Dataset items
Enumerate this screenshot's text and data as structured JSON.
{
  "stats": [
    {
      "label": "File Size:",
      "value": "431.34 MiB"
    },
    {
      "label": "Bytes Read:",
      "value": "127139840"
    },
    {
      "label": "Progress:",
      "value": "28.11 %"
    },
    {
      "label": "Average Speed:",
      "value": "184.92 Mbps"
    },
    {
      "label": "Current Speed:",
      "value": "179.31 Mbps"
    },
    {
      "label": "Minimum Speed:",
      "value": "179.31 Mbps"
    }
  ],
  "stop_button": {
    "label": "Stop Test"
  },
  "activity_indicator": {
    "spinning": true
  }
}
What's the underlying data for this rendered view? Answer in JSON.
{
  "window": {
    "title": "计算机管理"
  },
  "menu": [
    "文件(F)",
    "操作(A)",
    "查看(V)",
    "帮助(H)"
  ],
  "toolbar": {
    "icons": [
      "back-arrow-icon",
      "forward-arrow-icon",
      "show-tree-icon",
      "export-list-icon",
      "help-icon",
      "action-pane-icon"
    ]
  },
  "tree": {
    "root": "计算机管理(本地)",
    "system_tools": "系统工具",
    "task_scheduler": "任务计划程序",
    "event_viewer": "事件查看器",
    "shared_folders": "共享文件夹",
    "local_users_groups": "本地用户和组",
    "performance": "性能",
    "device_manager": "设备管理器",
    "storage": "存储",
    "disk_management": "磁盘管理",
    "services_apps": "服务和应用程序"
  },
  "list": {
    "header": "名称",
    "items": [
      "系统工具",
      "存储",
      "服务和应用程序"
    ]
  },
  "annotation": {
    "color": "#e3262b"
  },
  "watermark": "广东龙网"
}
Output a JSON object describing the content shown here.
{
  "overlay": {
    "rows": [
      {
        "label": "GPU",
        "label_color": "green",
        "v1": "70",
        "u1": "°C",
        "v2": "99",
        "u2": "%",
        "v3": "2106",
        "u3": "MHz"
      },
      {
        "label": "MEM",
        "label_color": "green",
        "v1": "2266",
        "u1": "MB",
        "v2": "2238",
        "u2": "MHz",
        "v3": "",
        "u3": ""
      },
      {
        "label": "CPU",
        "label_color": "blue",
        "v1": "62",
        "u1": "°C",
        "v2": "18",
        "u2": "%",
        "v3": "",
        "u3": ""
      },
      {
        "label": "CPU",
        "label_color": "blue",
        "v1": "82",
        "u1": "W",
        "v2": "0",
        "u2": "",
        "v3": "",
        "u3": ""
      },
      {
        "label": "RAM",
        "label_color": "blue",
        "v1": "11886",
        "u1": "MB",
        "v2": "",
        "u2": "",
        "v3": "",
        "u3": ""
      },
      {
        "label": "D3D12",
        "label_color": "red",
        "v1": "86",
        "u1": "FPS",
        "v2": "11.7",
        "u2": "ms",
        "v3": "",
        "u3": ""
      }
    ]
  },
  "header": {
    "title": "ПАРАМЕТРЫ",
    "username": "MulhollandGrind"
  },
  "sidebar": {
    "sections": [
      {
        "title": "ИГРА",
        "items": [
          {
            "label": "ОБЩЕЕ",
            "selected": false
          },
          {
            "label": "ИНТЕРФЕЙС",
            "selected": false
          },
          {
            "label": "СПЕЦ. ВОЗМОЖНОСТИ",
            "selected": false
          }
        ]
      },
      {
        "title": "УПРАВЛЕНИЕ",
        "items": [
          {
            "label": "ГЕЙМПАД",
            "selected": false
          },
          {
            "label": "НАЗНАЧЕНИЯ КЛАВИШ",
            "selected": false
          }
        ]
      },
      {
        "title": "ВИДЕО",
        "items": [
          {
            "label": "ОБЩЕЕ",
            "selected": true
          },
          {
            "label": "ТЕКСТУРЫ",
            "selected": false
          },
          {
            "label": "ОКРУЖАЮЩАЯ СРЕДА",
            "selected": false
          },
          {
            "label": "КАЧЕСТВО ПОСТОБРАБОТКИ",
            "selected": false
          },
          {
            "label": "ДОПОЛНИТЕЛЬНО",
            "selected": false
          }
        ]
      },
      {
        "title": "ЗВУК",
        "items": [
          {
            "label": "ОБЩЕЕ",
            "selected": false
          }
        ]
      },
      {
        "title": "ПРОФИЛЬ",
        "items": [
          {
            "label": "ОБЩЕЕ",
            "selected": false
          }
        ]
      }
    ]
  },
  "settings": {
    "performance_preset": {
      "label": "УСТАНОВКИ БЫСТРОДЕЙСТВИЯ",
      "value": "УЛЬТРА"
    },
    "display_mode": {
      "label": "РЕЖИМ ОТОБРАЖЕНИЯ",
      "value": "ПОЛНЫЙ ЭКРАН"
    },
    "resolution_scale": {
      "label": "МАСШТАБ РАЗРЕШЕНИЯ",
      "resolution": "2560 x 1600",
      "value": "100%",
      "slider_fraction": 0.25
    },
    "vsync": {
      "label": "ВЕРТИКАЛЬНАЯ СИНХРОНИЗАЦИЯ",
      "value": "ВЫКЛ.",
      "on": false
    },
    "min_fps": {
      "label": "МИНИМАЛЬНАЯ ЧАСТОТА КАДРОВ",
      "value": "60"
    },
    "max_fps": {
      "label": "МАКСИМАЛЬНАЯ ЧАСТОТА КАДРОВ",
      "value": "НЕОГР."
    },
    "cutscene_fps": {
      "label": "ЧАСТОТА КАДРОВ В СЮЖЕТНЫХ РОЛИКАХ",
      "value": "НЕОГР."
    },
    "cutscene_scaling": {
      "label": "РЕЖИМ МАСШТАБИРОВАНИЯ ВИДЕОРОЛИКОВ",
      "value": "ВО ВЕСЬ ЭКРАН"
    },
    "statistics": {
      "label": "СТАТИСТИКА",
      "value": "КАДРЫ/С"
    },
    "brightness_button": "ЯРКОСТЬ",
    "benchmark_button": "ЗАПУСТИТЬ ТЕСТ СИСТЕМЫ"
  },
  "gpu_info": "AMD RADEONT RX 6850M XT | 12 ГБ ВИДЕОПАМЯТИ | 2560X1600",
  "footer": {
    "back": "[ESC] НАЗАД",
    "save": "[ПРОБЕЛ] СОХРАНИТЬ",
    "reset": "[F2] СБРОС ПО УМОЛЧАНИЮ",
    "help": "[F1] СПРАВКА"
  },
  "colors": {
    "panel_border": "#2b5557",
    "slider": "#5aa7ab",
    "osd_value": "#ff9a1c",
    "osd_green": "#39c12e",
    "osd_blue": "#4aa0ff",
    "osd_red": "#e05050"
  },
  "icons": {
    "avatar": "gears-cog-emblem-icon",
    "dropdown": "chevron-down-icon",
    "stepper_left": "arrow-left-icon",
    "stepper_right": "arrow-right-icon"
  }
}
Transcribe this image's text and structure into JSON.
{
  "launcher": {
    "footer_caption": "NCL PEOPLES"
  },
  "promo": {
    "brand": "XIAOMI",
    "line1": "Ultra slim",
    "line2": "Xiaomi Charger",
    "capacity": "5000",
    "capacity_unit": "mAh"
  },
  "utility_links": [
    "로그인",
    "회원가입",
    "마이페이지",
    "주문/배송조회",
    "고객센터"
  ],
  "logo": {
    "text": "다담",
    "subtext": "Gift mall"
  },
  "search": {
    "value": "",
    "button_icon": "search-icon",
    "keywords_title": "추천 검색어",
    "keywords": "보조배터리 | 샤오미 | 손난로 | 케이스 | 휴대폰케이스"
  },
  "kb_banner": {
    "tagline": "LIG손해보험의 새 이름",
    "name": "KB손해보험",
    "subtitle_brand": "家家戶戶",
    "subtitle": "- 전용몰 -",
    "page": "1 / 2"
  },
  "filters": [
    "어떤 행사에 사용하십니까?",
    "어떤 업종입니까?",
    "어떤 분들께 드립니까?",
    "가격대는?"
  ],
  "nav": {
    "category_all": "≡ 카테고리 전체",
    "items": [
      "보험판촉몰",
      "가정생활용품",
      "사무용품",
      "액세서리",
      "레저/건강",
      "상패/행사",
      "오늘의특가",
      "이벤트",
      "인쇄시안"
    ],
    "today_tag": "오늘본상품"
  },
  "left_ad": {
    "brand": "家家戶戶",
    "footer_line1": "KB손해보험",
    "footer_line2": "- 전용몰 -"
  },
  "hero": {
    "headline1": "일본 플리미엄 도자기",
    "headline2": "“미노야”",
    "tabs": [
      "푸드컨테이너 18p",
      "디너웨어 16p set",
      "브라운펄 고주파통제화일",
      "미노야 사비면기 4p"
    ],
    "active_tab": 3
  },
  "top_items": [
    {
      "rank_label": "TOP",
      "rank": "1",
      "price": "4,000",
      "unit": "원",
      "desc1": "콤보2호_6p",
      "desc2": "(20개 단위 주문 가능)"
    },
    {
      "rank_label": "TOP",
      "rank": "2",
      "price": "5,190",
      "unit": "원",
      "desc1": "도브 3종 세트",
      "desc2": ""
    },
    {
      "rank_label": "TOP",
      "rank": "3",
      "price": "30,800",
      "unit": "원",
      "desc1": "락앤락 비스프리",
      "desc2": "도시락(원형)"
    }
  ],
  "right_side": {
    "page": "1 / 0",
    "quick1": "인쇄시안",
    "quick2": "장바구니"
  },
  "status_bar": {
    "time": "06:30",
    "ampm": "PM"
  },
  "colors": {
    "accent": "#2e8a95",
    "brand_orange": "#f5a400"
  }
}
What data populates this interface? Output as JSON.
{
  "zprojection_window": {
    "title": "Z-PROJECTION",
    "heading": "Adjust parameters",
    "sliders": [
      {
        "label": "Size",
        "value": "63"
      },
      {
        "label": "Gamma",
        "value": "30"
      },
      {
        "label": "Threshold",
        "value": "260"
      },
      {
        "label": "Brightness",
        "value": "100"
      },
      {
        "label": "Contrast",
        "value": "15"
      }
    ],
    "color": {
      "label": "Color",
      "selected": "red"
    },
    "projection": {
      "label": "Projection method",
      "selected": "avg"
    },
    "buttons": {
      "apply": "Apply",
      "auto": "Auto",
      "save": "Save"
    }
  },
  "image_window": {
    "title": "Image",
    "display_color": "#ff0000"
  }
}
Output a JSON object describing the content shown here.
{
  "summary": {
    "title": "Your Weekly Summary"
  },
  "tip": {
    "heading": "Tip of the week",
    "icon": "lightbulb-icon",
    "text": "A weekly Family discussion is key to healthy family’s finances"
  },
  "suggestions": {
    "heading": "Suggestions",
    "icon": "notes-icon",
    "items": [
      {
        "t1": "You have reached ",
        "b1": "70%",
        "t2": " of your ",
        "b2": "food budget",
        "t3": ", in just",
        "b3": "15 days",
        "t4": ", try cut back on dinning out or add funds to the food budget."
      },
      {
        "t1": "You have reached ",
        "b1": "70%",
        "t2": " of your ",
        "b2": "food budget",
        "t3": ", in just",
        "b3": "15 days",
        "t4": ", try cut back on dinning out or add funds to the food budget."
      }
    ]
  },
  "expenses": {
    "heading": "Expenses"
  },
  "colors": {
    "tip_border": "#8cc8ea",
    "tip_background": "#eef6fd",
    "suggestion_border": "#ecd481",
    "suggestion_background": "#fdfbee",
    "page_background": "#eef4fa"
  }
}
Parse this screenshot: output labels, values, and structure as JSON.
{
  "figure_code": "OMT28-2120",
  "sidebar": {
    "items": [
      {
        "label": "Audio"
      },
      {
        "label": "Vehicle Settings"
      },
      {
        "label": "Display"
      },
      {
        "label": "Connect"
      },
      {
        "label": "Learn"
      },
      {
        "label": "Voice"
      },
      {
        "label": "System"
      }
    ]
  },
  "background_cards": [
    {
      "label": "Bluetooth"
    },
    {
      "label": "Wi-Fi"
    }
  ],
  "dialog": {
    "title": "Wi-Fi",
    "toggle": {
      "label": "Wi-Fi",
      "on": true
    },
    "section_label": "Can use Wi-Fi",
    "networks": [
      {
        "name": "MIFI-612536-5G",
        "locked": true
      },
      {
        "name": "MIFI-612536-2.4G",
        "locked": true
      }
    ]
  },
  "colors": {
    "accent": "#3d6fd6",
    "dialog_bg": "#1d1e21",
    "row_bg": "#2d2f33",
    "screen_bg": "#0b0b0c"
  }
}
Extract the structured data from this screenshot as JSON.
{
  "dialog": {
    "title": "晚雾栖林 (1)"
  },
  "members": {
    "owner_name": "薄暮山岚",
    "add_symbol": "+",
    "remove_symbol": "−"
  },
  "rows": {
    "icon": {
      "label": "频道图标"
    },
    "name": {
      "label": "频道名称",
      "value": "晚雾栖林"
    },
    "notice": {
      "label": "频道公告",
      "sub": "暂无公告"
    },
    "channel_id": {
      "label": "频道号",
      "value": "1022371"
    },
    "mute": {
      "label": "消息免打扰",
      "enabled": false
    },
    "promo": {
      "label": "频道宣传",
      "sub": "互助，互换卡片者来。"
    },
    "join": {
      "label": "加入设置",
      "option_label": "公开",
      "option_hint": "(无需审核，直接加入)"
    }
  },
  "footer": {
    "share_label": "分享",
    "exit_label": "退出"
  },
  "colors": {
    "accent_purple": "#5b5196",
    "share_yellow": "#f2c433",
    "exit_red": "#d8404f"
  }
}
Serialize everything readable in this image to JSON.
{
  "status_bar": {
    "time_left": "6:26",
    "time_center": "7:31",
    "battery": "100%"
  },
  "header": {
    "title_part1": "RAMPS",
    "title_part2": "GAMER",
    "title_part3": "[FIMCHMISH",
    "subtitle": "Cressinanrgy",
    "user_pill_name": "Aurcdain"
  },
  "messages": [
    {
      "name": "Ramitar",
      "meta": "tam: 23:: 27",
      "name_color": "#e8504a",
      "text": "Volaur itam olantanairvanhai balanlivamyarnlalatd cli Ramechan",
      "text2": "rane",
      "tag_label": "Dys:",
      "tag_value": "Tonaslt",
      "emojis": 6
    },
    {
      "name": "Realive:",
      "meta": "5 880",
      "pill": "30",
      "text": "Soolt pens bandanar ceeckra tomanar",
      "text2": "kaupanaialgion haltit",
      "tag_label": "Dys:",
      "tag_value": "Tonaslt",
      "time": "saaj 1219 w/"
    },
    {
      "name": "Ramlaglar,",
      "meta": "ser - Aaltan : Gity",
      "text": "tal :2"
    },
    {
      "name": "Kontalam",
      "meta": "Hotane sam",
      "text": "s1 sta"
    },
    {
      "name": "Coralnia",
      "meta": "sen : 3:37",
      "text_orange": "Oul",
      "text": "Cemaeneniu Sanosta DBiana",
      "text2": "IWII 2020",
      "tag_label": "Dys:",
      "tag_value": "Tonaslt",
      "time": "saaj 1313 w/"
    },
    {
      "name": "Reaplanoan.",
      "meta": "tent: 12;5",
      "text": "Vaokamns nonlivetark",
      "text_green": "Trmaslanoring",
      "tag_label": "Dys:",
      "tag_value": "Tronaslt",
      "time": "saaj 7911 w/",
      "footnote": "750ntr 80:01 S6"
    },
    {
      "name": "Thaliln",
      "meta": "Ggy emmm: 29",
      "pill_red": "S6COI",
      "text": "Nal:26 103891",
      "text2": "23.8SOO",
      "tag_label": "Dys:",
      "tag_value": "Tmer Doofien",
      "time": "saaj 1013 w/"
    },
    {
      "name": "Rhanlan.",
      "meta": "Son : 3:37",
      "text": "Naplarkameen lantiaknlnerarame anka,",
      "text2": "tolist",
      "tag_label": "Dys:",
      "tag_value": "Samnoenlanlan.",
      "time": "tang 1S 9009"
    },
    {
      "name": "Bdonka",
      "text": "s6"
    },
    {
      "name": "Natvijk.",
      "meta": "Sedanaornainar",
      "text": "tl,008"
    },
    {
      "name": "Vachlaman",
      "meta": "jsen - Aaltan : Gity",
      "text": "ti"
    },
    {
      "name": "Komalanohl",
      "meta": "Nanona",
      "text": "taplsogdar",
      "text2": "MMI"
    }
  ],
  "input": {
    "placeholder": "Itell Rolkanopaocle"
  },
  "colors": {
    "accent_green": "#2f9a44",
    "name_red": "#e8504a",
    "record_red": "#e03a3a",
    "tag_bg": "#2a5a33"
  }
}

▸ TASK OBJECTIVE: Using the entries above, return each line that includes the word "screenshot".

▸ TASK ANSWER:
Enumerate this screenshot's text and data as structured JSON.
Parse this screenshot: output labels, values, and structure as JSON.
Extract the structured data from this screenshot as JSON.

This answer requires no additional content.